WHAT TO WORK ON => In the records below, find each line containing the word "quickly" and copy it.

============================================================

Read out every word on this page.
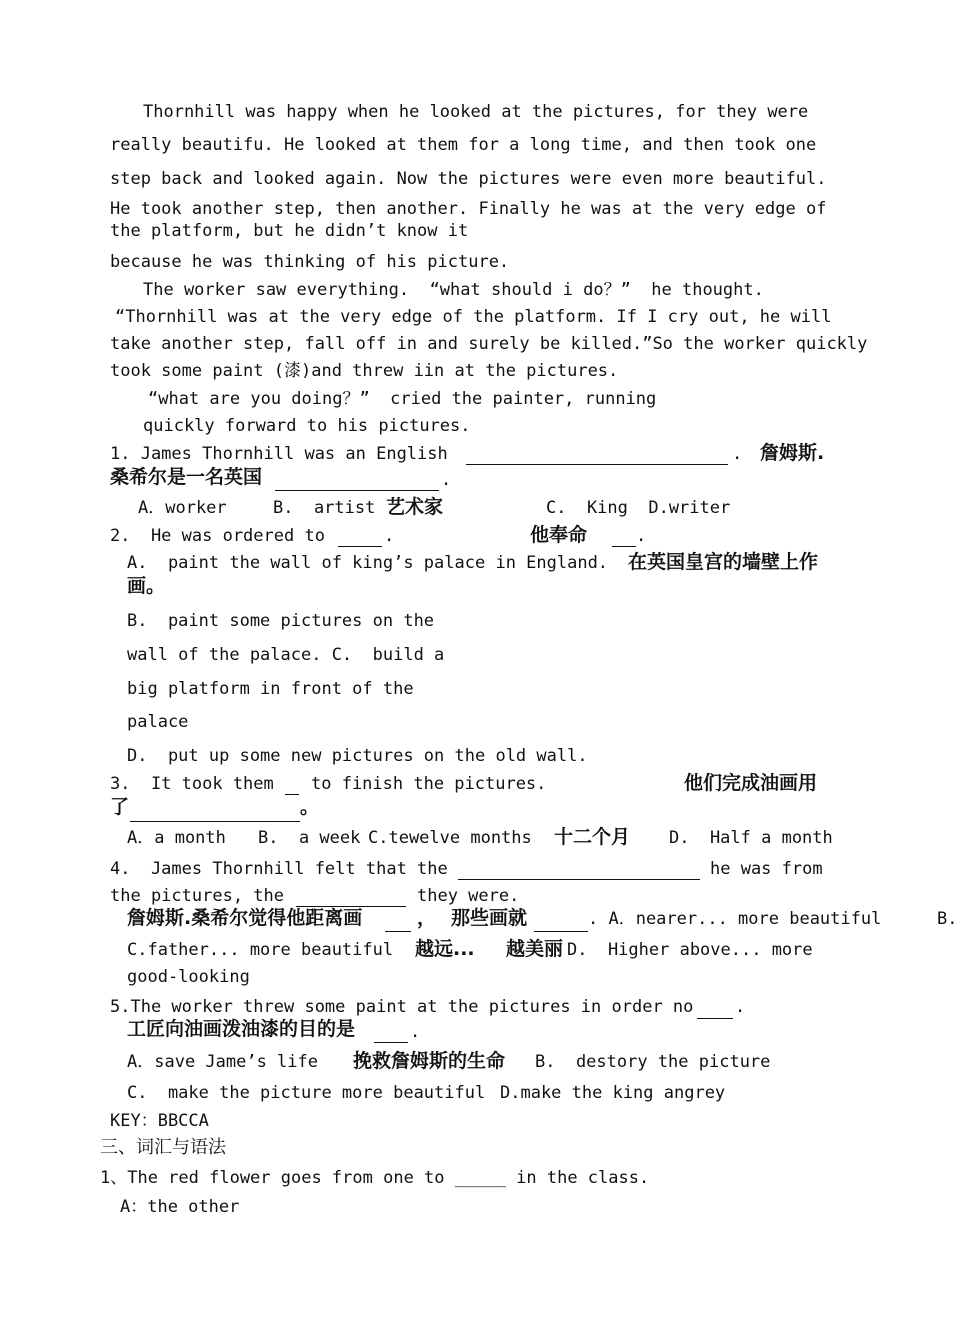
Thornhill was happy when he looked at the pictures, for they were
really beautifu. He looked at them for a long time, and then took one
step back and looked again. Now the pictures were even more beautiful.
He took another step, then another. Finally he was at the very edge of
the platform, but he didn’t know it
because he was thinking of his picture.
The worker saw everything.  “what should i do？”  he thought.
“Thornhill was at the very edge of the platform. If I cry out, he will
take another step, fall off in and surely be killed.”So the worker quickly
took some paint (漆)and threw iin at the pictures.
“what are you doing？”  cried the painter, running
quickly forward to his pictures.
1. James Thornhill was an English	. 詹姆斯.
桑希尔是一名英国	.
A．worker	B.  artist 艺术家	C.  King  D.writer
2.  He was ordered to	.	他奉命	.
A.  paint the wall of king’s palace in England. 在英国皇宫的墙壁上作
画。
B.  paint some pictures on the
wall of the palace. C.  build a
big platform in front of the
palace
D.  put up some new pictures on the old wall.
3.  It took them to finish the pictures.	他们完成油画用
了	。
A．a month B.  a week C.tewelve months 十二个月 D.  Half a month
4.  James Thornhill felt that the	he was from
the pictures, the	they were.
詹姆斯.桑希尔觉得他距离画	， 那些画就	. A．nearer... more beautiful	B.
C.father... more beautiful 越远... 越美丽 D.  Higher above... more
good-looking
5.The worker threw some paint at the pictures in order no .
工匠向油画泼油漆的目的是	.
A．save Jame’s life 挽救詹姆斯的生命 B.  destory the picture
C.  make the picture more beautiful D.make the king angrey
KEY：BBCCA
三、词汇与语法
1、The red flower goes from one to _____ in the class.
A：the other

============================================================

WRITTEN REPLY =>
take another step, fall off in and surely be killed.”So the worker quickly
quickly forward to his pictures.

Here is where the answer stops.